
    Now there is no negative externality from consuming his art once he is in jail or dead (as he is unable to use the funds to facilitate further pedophilia), however this knowledge may change the individuals value of the art, making it unpalatable for them to consume. This is just a shift in the demand curve.

    However, if you discover the artist is a pedophile and continue to consume the goods they produce, and the consumption of those goods makes it easier for them to prey on children, then your consumption decision has a negative externality and should be appropriately taxed.

    Now if you already own some of the guys art, only the first effect matters, as the money you spent buying it is already sunk. As a result, if the knowledge that the man was a pedophile does not influence your value of some of the persons artwork that you already own, then you can continue celebrating it. However, the result relies on the how this knowledge influences the value you place on the. After all, art involves emotion, and new information on the artist influences the satisfaction you gain from a piece of art.

  • satsumasalad

    Very good, thank you. Extending this, if you own a piece of the paed’s art, and then discover his/her proclivities, and decide you no longer enjoy the art and want to get rid of it, should you sell it (recouping some of your investment, possibly profiting) or give it away (knowingly inflicting the paed’s influence on another, after all, it’s had an effect on you, can you do that to someone else) or destroy it (denying people who don’t share your values the chance to enjoy it)? Again, your values will decide you.

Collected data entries
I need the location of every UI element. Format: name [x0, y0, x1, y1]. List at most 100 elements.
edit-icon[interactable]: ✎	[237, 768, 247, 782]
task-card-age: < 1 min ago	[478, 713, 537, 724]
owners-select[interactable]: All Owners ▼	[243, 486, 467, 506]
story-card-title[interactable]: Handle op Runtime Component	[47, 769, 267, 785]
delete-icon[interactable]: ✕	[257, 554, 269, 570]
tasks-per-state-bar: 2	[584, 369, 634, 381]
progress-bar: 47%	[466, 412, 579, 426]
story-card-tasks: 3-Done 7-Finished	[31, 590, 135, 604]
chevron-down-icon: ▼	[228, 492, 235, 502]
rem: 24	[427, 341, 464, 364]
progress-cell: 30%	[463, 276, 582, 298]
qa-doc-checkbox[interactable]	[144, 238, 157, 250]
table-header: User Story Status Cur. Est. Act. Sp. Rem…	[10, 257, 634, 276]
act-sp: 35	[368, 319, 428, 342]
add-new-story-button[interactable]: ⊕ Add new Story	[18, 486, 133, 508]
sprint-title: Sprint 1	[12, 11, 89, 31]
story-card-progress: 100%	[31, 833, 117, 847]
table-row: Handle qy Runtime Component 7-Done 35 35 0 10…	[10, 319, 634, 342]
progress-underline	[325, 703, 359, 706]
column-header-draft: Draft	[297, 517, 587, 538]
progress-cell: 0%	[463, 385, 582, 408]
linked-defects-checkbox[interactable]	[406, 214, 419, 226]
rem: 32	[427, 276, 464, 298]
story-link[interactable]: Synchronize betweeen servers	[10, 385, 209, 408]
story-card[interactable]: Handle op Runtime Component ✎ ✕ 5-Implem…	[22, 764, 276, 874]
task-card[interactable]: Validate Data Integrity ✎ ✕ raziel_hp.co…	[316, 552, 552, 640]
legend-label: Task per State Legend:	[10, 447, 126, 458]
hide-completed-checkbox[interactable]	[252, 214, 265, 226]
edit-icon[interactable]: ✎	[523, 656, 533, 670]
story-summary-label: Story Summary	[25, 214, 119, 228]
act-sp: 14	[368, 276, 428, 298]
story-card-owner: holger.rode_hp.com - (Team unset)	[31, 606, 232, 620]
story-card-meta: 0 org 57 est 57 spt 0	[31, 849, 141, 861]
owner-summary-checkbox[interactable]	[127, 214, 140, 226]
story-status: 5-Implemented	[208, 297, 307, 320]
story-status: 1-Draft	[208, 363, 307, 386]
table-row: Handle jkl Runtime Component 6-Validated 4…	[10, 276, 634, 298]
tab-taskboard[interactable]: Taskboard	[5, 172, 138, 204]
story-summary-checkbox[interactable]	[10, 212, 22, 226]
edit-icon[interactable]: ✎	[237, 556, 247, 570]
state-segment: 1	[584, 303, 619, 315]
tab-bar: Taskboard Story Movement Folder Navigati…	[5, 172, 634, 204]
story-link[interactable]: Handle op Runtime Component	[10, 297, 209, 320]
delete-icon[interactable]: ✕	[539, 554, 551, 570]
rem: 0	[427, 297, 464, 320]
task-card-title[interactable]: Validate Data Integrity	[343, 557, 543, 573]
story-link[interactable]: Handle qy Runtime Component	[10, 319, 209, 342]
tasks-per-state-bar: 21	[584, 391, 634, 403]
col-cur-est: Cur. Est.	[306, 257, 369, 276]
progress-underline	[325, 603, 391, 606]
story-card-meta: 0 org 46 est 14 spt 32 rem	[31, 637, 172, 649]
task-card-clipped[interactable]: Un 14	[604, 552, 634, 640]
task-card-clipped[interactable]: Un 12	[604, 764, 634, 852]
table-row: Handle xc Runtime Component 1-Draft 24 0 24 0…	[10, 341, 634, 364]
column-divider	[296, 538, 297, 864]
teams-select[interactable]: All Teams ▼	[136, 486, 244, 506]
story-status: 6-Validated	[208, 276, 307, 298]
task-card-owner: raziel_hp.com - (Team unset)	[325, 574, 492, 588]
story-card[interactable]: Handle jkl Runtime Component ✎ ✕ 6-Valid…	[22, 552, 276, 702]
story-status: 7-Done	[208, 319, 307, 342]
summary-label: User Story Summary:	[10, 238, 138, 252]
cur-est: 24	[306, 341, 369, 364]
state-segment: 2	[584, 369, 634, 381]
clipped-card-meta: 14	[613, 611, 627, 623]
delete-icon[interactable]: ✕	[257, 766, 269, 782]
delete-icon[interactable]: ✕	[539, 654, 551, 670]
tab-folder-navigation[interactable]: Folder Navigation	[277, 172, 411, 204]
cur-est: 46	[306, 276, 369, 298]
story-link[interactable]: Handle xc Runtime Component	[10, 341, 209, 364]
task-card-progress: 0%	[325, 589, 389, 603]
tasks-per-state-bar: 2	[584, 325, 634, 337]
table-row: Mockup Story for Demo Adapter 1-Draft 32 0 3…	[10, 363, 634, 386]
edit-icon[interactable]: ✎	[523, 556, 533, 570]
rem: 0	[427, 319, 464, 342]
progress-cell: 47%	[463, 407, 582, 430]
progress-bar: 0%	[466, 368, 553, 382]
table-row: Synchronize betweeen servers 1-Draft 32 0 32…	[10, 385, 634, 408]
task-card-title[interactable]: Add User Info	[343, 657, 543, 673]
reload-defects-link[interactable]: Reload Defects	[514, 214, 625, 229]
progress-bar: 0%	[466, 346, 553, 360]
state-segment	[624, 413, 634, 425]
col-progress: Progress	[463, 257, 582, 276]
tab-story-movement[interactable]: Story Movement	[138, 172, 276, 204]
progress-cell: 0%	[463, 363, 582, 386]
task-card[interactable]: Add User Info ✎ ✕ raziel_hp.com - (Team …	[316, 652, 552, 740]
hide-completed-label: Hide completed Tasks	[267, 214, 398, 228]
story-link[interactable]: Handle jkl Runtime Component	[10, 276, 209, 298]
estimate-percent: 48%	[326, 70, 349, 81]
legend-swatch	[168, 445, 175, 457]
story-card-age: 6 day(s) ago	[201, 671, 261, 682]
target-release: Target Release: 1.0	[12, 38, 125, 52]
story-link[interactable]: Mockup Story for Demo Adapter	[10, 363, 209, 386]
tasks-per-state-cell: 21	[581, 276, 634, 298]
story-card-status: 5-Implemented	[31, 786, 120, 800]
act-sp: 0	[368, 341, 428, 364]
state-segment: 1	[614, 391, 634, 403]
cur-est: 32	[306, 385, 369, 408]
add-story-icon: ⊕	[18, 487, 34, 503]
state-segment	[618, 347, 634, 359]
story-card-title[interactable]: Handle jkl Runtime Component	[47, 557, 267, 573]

Requirement 1
In the discussion about art made by a pedophile, what is a change in how much a person values the art said to be?
Requirement 2
Pick up the discussion about art made by a pedophile after its last sentence and carry it on.
The rows are separate material, apart from the discussion about art made by a pedophile.

Response 1
A shift in the demand curve.

Response 2
    The article was interesting in that it looked at whether some innocent-looking music lesson books can now be used for teaching now that we know they were written by a paedophile. He wrote them to have a pretext to be around children. I wouldn’t be buying them or using them for that purpose, I’d be buying them because my (theoretical) daughter wants to learn the recorder. Somehow my gut tells me not to to demonstrate support for him by buying his books, even if he or his estate don’t financially benefit any more. The proceeds probably go to the publishing house. Nevertheless, my demand for that particular product is adjusted.

    So would the invisible hand render demand for these products (art, teaching books) down to zero, where no-one would want them at any price if they had full information? I guess, just before reaching that point, they’d start to gain curiosity value, so they might actually become prized again.

  • Kimble

    Is there an economic explanation for a feeling of “guilt by association”? That is partly what is going on here. Even though, rationally, the use of the book does not further hurt anyone, there is still an aversion to be around such a thing.

  • Matt Nolan

    Ultimately, when we determine price or the value someone associates with a product we are making a value judgement. The objective part of economics does not tell us where to go, all it tells us is that if there is a positive price then some people must positively value the good.

    Whether you destroy the art or keep it depends on the payoff from the two different action. While you get to buy some goods if you sell it, you may gain some satisfaction from destroying it if you feel the artwork signifies something you detest.

    I don’t expect that demand for the good will go to zero, I am sure there are people out there who become more fascinated with pieces of art work when they discover something deviant about the creator. Ultimately it depends on peoples values, which relies on some type of value judgement.

    Guilt by association is one way that someone may attach value to a product, definitely. While such guilt may seem irrational at first glance, it may be perfectly rational if placed in the frame of bounded rationality, and norm building.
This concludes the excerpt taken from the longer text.